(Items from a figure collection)
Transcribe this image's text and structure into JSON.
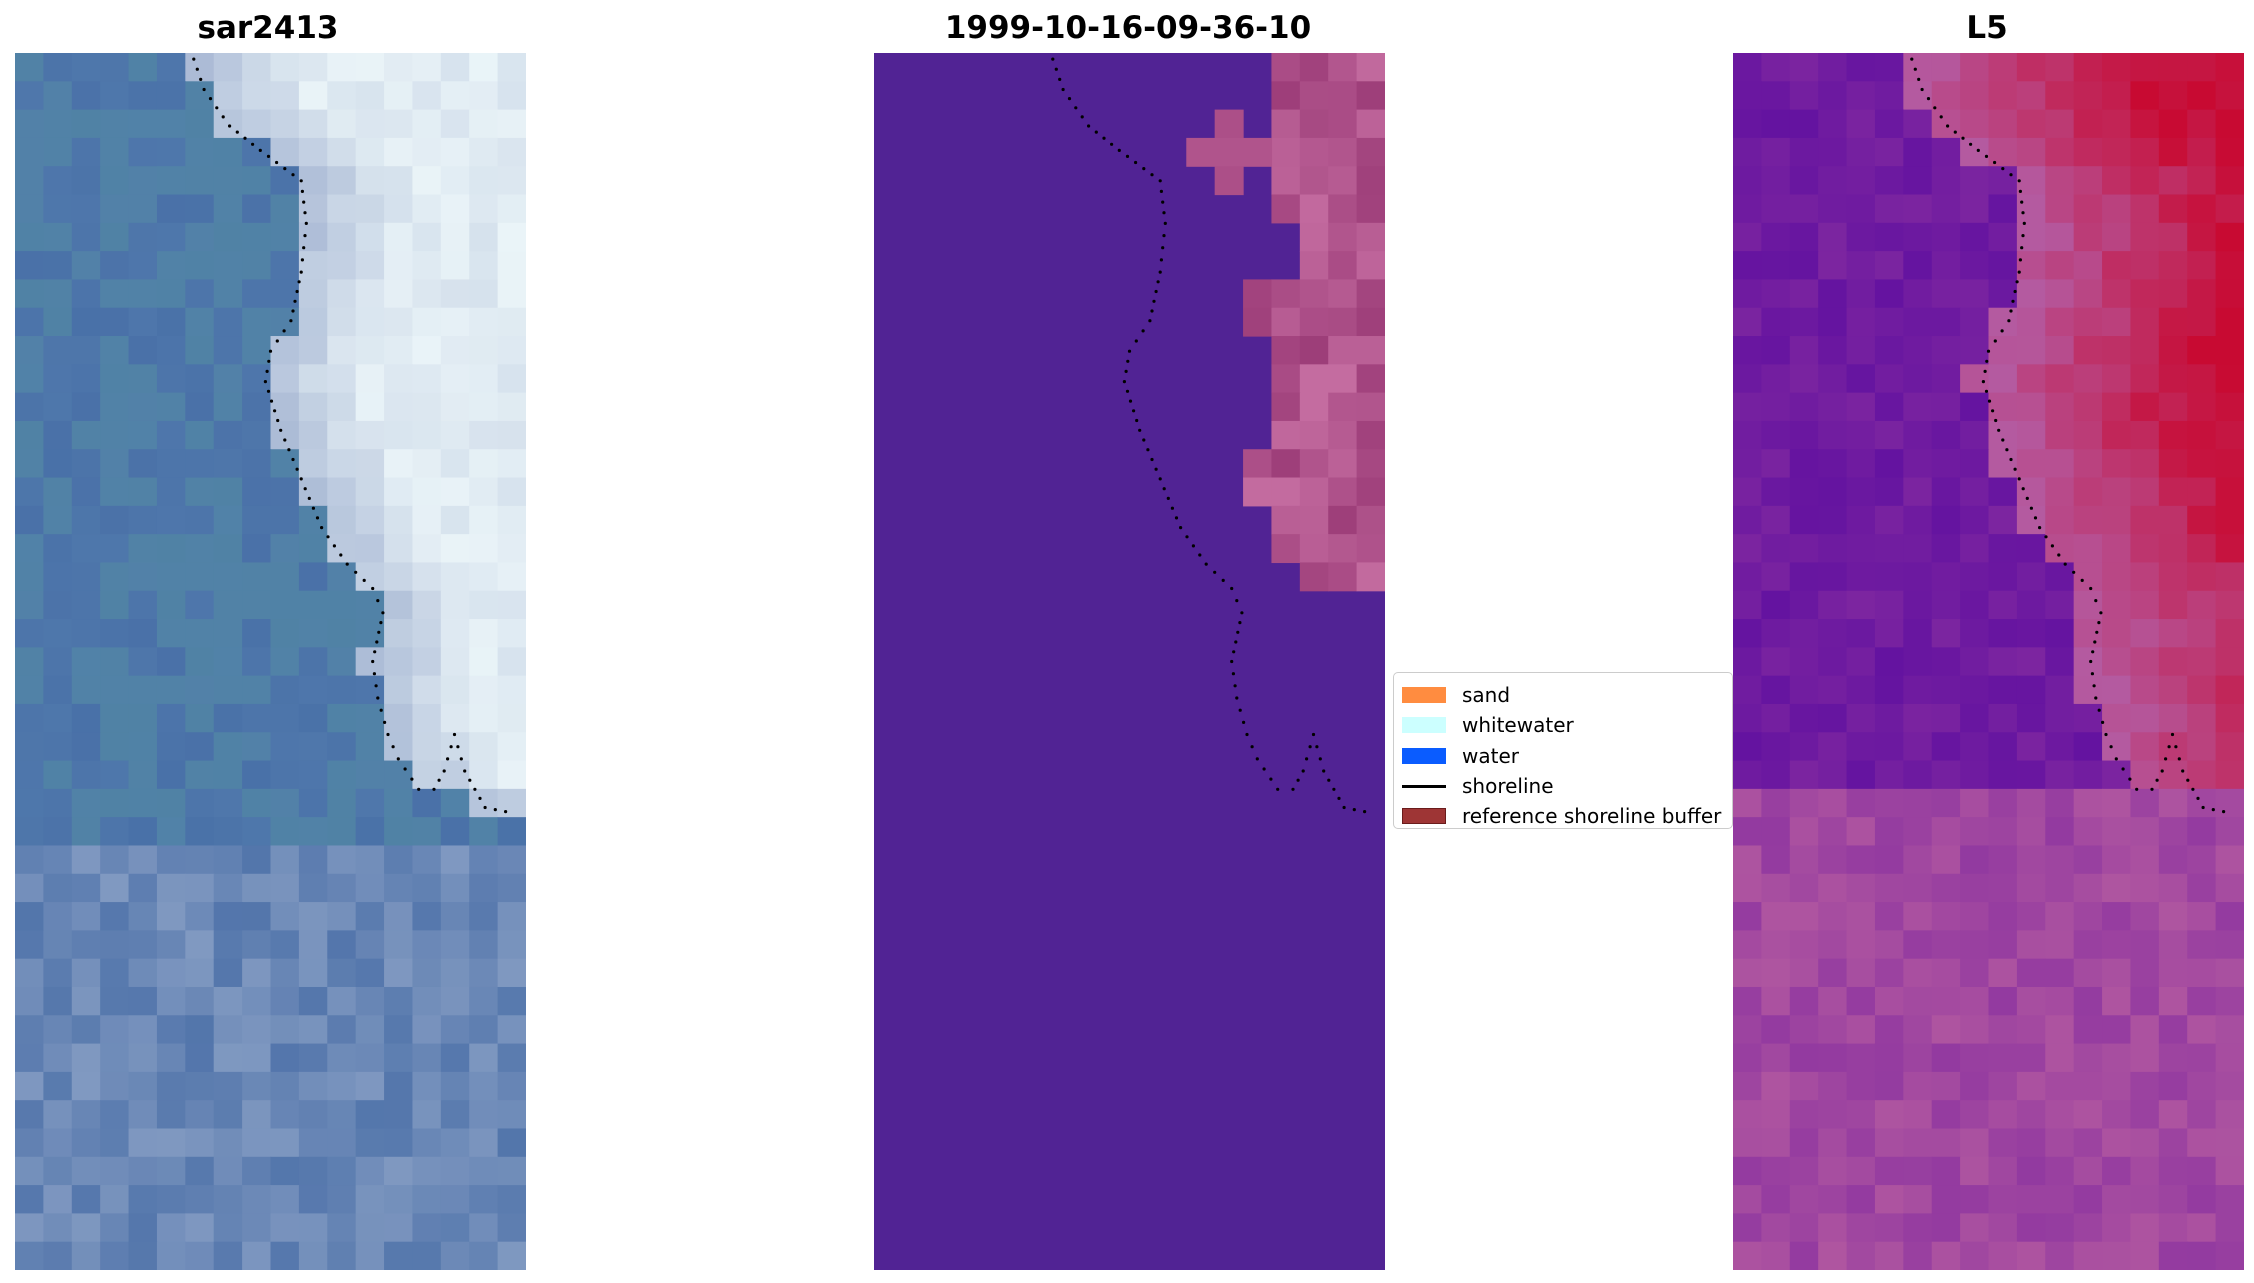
{
  "panels": [
    {
      "title": "sar2413"
    },
    {
      "title": "1999-10-16-09-36-10"
    },
    {
      "title": "L5"
    }
  ],
  "legend": {
    "items": [
      {
        "label": "sand",
        "kind": "patch",
        "color": "#ff8c40"
      },
      {
        "label": "whitewater",
        "kind": "patch",
        "color": "#ccffff"
      },
      {
        "label": "water",
        "kind": "patch",
        "color": "#0a5cff"
      },
      {
        "label": "shoreline",
        "kind": "line",
        "color": "#000000"
      },
      {
        "label": "reference shoreline buffer",
        "kind": "patch",
        "color": "#9e3535"
      }
    ]
  },
  "colors": {
    "water_class": "#512394",
    "land_class": "#a24f8c",
    "sar_water": "#4a6fa5",
    "sar_land": "#e8f2f6",
    "l5_low": "#5a0aa0",
    "l5_high": "#c8002a"
  }
}
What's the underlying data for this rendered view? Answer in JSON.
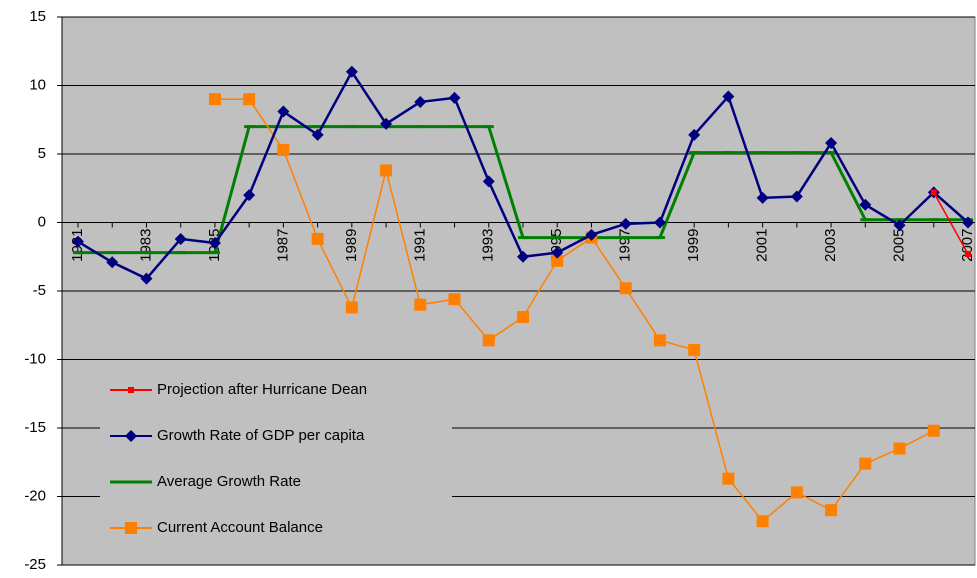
{
  "chart_data": {
    "type": "line",
    "categories": [
      "1981",
      null,
      "1983",
      null,
      "1985",
      null,
      "1987",
      null,
      "1989",
      null,
      "1991",
      null,
      "1993",
      null,
      "1995",
      null,
      "1997",
      null,
      "1999",
      null,
      "2001",
      null,
      "2003",
      null,
      "2005",
      null,
      "2007"
    ],
    "series": [
      {
        "name": "Projection after Hurricane Dean",
        "color": "#ff0000",
        "marker": "square-small",
        "values": [
          null,
          null,
          null,
          null,
          null,
          null,
          null,
          null,
          null,
          null,
          null,
          null,
          null,
          null,
          null,
          null,
          null,
          null,
          null,
          null,
          null,
          null,
          null,
          null,
          null,
          2.2,
          -2.3
        ]
      },
      {
        "name": "Growth Rate of GDP per capita",
        "color": "#000080",
        "marker": "diamond",
        "values": [
          -1.4,
          -2.9,
          -4.1,
          -1.2,
          -1.5,
          2.0,
          8.1,
          6.4,
          11.0,
          7.2,
          8.8,
          9.1,
          3.0,
          -2.5,
          -2.2,
          -0.9,
          -0.1,
          0.0,
          6.4,
          9.2,
          1.8,
          1.9,
          5.8,
          1.3,
          -0.2,
          2.2,
          0.0
        ]
      },
      {
        "name": "Average Growth Rate",
        "color": "#008000",
        "marker": "dash",
        "values": [
          -2.2,
          -2.2,
          -2.2,
          -2.2,
          -2.2,
          7.0,
          7.0,
          7.0,
          7.0,
          7.0,
          7.0,
          7.0,
          7.0,
          -1.1,
          -1.1,
          -1.1,
          -1.1,
          -1.1,
          5.1,
          5.1,
          5.1,
          5.1,
          5.1,
          0.2,
          0.2,
          0.2,
          0.2
        ]
      },
      {
        "name": "Current Account Balance",
        "color": "#ff8000",
        "marker": "square",
        "values": [
          null,
          null,
          null,
          null,
          9.0,
          9.0,
          5.3,
          -1.2,
          -6.2,
          3.8,
          -6.0,
          -5.6,
          -8.6,
          -6.9,
          -2.8,
          -1.1,
          -4.8,
          -8.6,
          -9.3,
          -18.7,
          -21.8,
          -19.7,
          -21.0,
          -17.6,
          -16.5,
          -15.2,
          null
        ]
      }
    ],
    "ylim": [
      -25,
      15
    ],
    "yticks": [
      -25,
      -20,
      -15,
      -10,
      -5,
      0,
      5,
      10,
      15
    ],
    "grid": true,
    "legend": "lower-left"
  }
}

▶ Written request
The records above must be echoed exactly, minus their pictures.

▶ Worked answer
Transcribe this image's text and structure into JSON.
{
  "panels": [
    {
      "title": "sar2413"
    },
    {
      "title": "1999-10-16-09-36-10"
    },
    {
      "title": "L5"
    }
  ],
  "legend": {
    "items": [
      {
        "label": "sand",
        "kind": "patch",
        "color": "#ff8c40"
      },
      {
        "label": "whitewater",
        "kind": "patch",
        "color": "#ccffff"
      },
      {
        "label": "water",
        "kind": "patch",
        "color": "#0a5cff"
      },
      {
        "label": "shoreline",
        "kind": "line",
        "color": "#000000"
      },
      {
        "label": "reference shoreline buffer",
        "kind": "patch",
        "color": "#9e3535"
      }
    ]
  },
  "colors": {
    "water_class": "#512394",
    "land_class": "#a24f8c",
    "sar_water": "#4a6fa5",
    "sar_land": "#e8f2f6",
    "l5_low": "#5a0aa0",
    "l5_high": "#c8002a"
  }
}
What's the underlying data for this rendered view? Answer in JSON.
{
  "chart_data": {
    "type": "line",
    "categories": [
      "1981",
      null,
      "1983",
      null,
      "1985",
      null,
      "1987",
      null,
      "1989",
      null,
      "1991",
      null,
      "1993",
      null,
      "1995",
      null,
      "1997",
      null,
      "1999",
      null,
      "2001",
      null,
      "2003",
      null,
      "2005",
      null,
      "2007"
    ],
    "series": [
      {
        "name": "Projection after Hurricane Dean",
        "color": "#ff0000",
        "marker": "square-small",
        "values": [
          null,
          null,
          null,
          null,
          null,
          null,
          null,
          null,
          null,
          null,
          null,
          null,
          null,
          null,
          null,
          null,
          null,
          null,
          null,
          null,
          null,
          null,
          null,
          null,
          null,
          2.2,
          -2.3
        ]
      },
      {
        "name": "Growth Rate of GDP per capita",
        "color": "#000080",
        "marker": "diamond",
        "values": [
          -1.4,
          -2.9,
          -4.1,
          -1.2,
          -1.5,
          2.0,
          8.1,
          6.4,
          11.0,
          7.2,
          8.8,
          9.1,
          3.0,
          -2.5,
          -2.2,
          -0.9,
          -0.1,
          0.0,
          6.4,
          9.2,
          1.8,
          1.9,
          5.8,
          1.3,
          -0.2,
          2.2,
          0.0
        ]
      },
      {
        "name": "Average Growth Rate",
        "color": "#008000",
        "marker": "dash",
        "values": [
          -2.2,
          -2.2,
          -2.2,
          -2.2,
          -2.2,
          7.0,
          7.0,
          7.0,
          7.0,
          7.0,
          7.0,
          7.0,
          7.0,
          -1.1,
          -1.1,
          -1.1,
          -1.1,
          -1.1,
          5.1,
          5.1,
          5.1,
          5.1,
          5.1,
          0.2,
          0.2,
          0.2,
          0.2
        ]
      },
      {
        "name": "Current Account Balance",
        "color": "#ff8000",
        "marker": "square",
        "values": [
          null,
          null,
          null,
          null,
          9.0,
          9.0,
          5.3,
          -1.2,
          -6.2,
          3.8,
          -6.0,
          -5.6,
          -8.6,
          -6.9,
          -2.8,
          -1.1,
          -4.8,
          -8.6,
          -9.3,
          -18.7,
          -21.8,
          -19.7,
          -21.0,
          -17.6,
          -16.5,
          -15.2,
          null
        ]
      }
    ],
    "ylim": [
      -25,
      15
    ],
    "yticks": [
      -25,
      -20,
      -15,
      -10,
      -5,
      0,
      5,
      10,
      15
    ],
    "grid": true,
    "legend": "lower-left"
  }
}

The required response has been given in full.